## Work instructions
Take the line that contains "Give me a plain-text" as the first line and the last line of the material below as the final one; reproduce exactly the lines between, inclusive.
— begin Records to use —
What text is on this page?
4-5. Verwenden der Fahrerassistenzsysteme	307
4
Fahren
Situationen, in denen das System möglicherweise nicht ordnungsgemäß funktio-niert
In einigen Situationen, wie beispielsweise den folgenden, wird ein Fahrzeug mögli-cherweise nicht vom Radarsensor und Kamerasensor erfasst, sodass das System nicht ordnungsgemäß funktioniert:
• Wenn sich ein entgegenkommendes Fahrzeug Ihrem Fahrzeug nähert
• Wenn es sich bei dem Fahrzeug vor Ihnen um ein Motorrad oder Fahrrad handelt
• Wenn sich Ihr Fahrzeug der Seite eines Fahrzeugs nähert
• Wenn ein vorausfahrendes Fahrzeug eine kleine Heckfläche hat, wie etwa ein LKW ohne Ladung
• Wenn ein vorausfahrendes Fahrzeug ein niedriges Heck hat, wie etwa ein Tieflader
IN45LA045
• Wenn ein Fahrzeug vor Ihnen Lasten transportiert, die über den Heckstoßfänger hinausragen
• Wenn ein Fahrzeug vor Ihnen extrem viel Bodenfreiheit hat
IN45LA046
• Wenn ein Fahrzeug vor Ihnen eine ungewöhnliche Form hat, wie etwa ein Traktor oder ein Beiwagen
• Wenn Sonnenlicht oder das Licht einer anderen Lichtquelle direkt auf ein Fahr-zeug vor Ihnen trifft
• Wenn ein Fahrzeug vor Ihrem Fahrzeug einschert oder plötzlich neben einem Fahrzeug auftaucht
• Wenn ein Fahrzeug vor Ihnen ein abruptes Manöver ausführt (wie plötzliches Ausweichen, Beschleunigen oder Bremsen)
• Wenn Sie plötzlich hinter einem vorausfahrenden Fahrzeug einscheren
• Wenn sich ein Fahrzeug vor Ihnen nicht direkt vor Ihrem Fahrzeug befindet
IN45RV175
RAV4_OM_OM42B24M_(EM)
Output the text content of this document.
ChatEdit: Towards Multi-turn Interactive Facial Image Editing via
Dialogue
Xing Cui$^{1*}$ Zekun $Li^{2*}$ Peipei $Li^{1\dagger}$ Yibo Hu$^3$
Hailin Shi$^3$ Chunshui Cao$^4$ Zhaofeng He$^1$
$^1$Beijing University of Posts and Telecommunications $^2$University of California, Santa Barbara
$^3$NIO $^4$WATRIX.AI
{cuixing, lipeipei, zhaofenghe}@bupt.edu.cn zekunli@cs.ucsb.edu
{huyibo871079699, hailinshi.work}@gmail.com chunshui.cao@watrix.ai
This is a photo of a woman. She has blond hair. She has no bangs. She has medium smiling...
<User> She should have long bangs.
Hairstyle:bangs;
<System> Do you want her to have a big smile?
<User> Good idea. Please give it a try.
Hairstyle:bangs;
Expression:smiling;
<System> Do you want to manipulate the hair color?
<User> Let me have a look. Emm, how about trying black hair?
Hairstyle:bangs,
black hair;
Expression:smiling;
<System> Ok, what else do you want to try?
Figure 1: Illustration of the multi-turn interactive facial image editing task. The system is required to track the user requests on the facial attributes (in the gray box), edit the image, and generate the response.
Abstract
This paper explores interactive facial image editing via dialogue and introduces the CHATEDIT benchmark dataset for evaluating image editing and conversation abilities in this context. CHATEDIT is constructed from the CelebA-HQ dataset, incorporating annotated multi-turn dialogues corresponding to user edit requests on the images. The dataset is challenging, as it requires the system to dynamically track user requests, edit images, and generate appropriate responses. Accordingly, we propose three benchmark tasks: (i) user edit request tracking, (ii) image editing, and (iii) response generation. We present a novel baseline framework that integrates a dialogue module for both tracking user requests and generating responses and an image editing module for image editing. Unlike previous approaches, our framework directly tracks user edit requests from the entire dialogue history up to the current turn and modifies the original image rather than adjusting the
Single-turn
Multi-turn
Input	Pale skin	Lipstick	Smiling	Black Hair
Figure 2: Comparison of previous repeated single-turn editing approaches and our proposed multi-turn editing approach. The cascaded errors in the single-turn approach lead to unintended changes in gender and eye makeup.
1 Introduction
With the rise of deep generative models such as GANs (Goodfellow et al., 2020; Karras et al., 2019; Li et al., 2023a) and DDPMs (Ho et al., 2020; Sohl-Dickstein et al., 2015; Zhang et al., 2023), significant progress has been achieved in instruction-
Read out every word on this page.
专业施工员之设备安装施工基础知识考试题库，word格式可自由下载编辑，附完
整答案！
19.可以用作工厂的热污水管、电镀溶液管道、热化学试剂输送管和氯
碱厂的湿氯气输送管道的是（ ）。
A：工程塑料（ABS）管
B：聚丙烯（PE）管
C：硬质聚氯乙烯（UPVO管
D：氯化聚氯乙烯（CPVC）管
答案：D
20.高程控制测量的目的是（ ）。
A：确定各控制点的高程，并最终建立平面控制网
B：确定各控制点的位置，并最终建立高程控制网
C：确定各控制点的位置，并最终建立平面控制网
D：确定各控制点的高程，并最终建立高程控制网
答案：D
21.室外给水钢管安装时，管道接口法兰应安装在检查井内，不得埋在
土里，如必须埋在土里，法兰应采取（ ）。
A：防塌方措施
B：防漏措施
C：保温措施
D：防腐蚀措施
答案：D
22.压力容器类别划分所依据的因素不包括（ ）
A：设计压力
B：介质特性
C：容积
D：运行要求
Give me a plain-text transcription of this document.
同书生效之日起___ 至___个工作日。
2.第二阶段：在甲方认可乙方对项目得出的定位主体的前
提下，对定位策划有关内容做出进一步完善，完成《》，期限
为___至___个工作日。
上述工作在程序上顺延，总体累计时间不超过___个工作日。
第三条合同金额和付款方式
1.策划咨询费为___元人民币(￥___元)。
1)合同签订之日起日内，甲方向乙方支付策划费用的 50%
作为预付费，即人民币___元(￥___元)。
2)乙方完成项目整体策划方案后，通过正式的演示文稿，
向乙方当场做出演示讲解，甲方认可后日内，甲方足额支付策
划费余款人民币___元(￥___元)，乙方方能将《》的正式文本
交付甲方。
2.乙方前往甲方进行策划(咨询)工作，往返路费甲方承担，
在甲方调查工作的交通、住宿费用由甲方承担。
— end Records to use —
## Complete output
Give me a plain-text transcription of this document.
同书生效之日起___ 至___个工作日。
2.第二阶段：在甲方认可乙方对项目得出的定位主体的前
提下，对定位策划有关内容做出进一步完善，完成《》，期限
为___至___个工作日。
上述工作在程序上顺延，总体累计时间不超过___个工作日。
第三条合同金额和付款方式
1.策划咨询费为___元人民币(￥___元)。
1)合同签订之日起日内，甲方向乙方支付策划费用的 50%
作为预付费，即人民币___元(￥___元)。
2)乙方完成项目整体策划方案后，通过正式的演示文稿，
向乙方当场做出演示讲解，甲方认可后日内，甲方足额支付策
划费余款人民币___元(￥___元)，乙方方能将《》的正式文本
交付甲方。
2.乙方前往甲方进行策划(咨询)工作，往返路费甲方承担，
在甲方调查工作的交通、住宿费用由甲方承担。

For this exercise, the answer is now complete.